Task requirements: Only the lines from the line holding "Output a JSON" through the final line of the entries below are to be returned, exactly as they stand.

Dataset extract:
☆ ☆ ☆

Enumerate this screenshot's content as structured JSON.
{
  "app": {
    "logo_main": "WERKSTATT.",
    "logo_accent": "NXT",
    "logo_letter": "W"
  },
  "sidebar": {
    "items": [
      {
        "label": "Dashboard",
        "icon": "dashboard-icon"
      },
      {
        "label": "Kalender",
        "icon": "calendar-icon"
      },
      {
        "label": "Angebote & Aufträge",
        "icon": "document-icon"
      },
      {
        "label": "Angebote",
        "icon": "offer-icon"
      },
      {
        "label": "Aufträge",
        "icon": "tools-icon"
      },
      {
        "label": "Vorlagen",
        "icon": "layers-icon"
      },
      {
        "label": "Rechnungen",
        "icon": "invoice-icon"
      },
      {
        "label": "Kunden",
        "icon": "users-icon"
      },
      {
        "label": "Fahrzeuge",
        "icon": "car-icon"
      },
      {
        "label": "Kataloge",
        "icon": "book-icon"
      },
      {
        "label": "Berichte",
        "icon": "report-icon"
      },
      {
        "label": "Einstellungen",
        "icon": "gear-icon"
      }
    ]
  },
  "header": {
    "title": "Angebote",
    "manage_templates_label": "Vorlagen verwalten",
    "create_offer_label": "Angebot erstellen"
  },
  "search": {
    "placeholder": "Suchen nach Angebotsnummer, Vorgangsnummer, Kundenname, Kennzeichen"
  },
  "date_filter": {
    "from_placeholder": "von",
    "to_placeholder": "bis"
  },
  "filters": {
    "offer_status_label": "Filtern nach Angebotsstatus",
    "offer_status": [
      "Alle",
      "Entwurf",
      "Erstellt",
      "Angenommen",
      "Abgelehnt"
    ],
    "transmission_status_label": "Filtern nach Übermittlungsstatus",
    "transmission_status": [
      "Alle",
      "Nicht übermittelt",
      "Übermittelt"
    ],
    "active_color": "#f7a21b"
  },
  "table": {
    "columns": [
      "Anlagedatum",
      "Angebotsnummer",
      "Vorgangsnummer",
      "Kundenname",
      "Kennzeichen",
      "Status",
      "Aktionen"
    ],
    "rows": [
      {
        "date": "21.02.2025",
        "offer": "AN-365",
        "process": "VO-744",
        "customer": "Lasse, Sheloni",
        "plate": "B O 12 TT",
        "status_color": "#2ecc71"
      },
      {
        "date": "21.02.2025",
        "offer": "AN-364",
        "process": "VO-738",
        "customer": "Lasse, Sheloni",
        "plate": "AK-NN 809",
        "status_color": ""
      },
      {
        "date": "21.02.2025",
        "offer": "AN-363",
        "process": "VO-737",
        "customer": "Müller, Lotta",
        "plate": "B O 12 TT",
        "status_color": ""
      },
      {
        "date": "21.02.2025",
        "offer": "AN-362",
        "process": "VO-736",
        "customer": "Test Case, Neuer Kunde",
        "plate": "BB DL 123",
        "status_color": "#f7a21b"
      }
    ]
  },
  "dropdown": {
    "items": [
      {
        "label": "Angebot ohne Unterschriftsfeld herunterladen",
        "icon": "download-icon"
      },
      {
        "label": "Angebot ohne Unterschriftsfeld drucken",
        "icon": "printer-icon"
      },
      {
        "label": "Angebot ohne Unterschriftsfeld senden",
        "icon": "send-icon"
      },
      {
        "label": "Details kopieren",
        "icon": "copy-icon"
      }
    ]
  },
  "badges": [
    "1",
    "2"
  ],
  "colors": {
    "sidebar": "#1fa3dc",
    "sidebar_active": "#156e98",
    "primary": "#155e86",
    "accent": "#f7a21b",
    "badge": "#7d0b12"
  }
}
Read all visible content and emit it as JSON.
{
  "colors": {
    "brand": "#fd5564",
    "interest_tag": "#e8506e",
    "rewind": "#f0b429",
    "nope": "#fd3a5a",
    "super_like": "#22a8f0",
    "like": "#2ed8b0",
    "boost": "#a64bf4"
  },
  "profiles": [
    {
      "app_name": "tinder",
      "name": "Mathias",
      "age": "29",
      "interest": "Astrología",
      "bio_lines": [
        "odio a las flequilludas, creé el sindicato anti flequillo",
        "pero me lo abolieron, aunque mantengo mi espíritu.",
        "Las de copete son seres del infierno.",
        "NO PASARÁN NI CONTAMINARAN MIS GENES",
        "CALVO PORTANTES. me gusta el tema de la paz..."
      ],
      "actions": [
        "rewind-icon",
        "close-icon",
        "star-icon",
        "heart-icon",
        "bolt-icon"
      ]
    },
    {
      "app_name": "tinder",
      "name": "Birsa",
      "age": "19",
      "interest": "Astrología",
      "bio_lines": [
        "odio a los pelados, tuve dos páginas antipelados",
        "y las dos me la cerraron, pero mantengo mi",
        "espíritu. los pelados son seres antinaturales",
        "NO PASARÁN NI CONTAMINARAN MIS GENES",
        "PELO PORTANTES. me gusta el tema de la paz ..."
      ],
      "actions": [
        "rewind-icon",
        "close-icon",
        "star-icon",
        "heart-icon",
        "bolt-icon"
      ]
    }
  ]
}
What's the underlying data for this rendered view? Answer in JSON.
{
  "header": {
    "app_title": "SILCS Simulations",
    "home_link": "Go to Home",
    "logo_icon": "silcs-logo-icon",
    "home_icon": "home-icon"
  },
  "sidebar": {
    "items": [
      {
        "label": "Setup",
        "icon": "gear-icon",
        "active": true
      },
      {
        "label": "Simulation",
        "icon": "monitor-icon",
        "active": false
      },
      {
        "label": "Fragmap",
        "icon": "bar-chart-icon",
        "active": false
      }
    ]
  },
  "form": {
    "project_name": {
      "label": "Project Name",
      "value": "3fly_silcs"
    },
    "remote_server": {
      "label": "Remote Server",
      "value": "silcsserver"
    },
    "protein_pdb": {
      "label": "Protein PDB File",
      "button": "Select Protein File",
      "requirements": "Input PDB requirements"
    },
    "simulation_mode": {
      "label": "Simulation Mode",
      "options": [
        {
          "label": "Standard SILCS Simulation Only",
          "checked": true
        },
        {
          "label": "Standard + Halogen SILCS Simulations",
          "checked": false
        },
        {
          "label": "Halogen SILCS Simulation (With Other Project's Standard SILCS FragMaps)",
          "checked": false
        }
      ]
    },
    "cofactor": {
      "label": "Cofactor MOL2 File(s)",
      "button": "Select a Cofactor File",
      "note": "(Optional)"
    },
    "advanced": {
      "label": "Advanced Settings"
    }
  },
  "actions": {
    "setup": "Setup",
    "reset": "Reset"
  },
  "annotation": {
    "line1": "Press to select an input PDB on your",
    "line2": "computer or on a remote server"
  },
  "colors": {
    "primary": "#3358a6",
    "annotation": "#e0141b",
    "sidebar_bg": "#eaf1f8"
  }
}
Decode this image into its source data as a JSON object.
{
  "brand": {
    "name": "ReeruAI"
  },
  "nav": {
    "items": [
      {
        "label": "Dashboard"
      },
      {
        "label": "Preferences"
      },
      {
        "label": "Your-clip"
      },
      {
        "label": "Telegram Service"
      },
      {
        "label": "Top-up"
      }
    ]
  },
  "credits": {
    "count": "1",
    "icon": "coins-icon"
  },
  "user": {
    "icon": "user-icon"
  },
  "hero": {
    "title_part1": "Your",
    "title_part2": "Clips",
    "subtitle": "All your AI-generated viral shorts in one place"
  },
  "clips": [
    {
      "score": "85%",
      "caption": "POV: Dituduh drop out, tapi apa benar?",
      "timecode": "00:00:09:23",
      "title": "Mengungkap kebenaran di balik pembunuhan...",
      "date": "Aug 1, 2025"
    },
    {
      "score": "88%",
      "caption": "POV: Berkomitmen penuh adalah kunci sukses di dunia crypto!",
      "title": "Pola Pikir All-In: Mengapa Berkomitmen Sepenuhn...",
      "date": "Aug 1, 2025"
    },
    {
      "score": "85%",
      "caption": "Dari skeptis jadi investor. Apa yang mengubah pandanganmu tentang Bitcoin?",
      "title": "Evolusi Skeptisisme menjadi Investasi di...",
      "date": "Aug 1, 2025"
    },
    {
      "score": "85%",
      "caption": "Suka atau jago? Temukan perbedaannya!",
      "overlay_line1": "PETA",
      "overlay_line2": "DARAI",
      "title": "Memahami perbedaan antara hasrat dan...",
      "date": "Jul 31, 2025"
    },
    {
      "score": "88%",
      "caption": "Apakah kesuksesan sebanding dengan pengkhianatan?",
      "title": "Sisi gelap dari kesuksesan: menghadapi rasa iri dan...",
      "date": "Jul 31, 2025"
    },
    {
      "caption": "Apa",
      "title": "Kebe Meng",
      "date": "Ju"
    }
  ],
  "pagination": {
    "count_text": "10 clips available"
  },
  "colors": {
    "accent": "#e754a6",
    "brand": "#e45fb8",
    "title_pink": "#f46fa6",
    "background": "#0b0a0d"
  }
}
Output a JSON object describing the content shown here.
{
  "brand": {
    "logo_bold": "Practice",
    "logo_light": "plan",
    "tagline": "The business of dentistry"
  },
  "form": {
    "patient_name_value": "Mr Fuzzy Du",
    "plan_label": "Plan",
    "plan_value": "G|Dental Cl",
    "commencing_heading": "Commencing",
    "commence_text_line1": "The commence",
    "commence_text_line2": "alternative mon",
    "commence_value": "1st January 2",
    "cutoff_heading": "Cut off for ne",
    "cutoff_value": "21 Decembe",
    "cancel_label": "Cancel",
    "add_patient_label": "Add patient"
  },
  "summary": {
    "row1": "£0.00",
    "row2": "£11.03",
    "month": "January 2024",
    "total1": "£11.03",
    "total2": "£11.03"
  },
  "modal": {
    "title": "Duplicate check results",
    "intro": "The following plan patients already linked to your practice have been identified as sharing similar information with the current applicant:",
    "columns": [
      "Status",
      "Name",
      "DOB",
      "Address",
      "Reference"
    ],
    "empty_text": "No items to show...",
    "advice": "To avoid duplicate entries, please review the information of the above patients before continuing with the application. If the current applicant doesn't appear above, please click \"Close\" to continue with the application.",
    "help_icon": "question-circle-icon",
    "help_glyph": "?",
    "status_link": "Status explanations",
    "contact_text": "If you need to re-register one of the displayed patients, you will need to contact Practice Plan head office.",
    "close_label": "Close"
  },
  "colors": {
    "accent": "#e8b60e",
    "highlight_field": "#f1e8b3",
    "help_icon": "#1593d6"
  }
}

☆ ☆ ☆

Written response:
Output a JSON object describing the content shown here.
{
  "brand": {
    "logo_bold": "Practice",
    "logo_light": "plan",
    "tagline": "The business of dentistry"
  },
  "form": {
    "patient_name_value": "Mr Fuzzy Du",
    "plan_label": "Plan",
    "plan_value": "G|Dental Cl",
    "commencing_heading": "Commencing",
    "commence_text_line1": "The commence",
    "commence_text_line2": "alternative mon",
    "commence_value": "1st January 2",
    "cutoff_heading": "Cut off for ne",
    "cutoff_value": "21 Decembe",
    "cancel_label": "Cancel",
    "add_patient_label": "Add patient"
  },
  "summary": {
    "row1": "£0.00",
    "row2": "£11.03",
    "month": "January 2024",
    "total1": "£11.03",
    "total2": "£11.03"
  },
  "modal": {
    "title": "Duplicate check results",
    "intro": "The following plan patients already linked to your practice have been identified as sharing similar information with the current applicant:",
    "columns": [
      "Status",
      "Name",
      "DOB",
      "Address",
      "Reference"
    ],
    "empty_text": "No items to show...",
    "advice": "To avoid duplicate entries, please review the information of the above patients before continuing with the application. If the current applicant doesn't appear above, please click \"Close\" to continue with the application.",
    "help_icon": "question-circle-icon",
    "help_glyph": "?",
    "status_link": "Status explanations",
    "contact_text": "If you need to re-register one of the displayed patients, you will need to contact Practice Plan head office.",
    "close_label": "Close"
  },
  "colors": {
    "accent": "#e8b60e",
    "highlight_field": "#f1e8b3",
    "help_icon": "#1593d6"
  }
}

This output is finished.